To do: Output the line containing "Extract all readable text from this page." and all subsequent lines of the listing below, copied exactly, with no other lines.

Dataset records:
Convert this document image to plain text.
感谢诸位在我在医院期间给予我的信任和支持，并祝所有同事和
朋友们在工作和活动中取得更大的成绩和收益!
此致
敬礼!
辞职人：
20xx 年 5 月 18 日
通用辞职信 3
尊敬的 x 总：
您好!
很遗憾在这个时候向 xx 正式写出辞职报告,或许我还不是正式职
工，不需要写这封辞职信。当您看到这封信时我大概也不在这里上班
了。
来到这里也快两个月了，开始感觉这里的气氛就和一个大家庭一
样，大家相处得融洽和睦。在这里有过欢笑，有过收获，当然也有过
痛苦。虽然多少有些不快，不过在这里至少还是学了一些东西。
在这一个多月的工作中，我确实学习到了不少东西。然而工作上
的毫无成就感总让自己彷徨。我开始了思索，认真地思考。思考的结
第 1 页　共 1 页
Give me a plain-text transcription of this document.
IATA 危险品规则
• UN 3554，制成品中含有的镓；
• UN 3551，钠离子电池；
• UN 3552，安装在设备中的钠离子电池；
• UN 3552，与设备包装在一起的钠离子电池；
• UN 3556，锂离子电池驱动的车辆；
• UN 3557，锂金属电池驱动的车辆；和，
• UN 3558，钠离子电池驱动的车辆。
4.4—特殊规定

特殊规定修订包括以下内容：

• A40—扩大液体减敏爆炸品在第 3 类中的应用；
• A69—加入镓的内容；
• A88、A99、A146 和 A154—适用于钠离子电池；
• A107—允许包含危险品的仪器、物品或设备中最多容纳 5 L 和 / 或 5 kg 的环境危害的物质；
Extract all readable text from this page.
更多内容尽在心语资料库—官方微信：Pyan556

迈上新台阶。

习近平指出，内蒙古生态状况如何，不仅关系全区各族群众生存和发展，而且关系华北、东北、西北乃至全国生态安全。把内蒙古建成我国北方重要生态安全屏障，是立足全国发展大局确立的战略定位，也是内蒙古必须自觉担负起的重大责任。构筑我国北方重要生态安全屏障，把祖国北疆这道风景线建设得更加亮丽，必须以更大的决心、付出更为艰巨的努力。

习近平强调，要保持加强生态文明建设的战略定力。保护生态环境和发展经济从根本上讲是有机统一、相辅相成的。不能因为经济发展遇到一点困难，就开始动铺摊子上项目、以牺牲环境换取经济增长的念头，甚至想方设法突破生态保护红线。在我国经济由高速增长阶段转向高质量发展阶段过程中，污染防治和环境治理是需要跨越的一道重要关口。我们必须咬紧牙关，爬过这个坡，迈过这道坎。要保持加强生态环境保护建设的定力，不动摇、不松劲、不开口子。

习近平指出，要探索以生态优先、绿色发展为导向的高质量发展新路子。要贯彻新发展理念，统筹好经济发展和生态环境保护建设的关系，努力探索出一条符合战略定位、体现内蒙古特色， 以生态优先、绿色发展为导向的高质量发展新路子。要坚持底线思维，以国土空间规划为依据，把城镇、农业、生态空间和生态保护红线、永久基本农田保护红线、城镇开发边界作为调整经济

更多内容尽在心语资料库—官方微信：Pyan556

Reply to the task:
Extract all readable text from this page.
更多内容尽在心语资料库—官方微信：Pyan556

迈上新台阶。

习近平指出，内蒙古生态状况如何，不仅关系全区各族群众生存和发展，而且关系华北、东北、西北乃至全国生态安全。把内蒙古建成我国北方重要生态安全屏障，是立足全国发展大局确立的战略定位，也是内蒙古必须自觉担负起的重大责任。构筑我国北方重要生态安全屏障，把祖国北疆这道风景线建设得更加亮丽，必须以更大的决心、付出更为艰巨的努力。

习近平强调，要保持加强生态文明建设的战略定力。保护生态环境和发展经济从根本上讲是有机统一、相辅相成的。不能因为经济发展遇到一点困难，就开始动铺摊子上项目、以牺牲环境换取经济增长的念头，甚至想方设法突破生态保护红线。在我国经济由高速增长阶段转向高质量发展阶段过程中，污染防治和环境治理是需要跨越的一道重要关口。我们必须咬紧牙关，爬过这个坡，迈过这道坎。要保持加强生态环境保护建设的定力，不动摇、不松劲、不开口子。

习近平指出，要探索以生态优先、绿色发展为导向的高质量发展新路子。要贯彻新发展理念，统筹好经济发展和生态环境保护建设的关系，努力探索出一条符合战略定位、体现内蒙古特色， 以生态优先、绿色发展为导向的高质量发展新路子。要坚持底线思维，以国土空间规划为依据，把城镇、农业、生态空间和生态保护红线、永久基本农田保护红线、城镇开发边界作为调整经济

更多内容尽在心语资料库—官方微信：Pyan556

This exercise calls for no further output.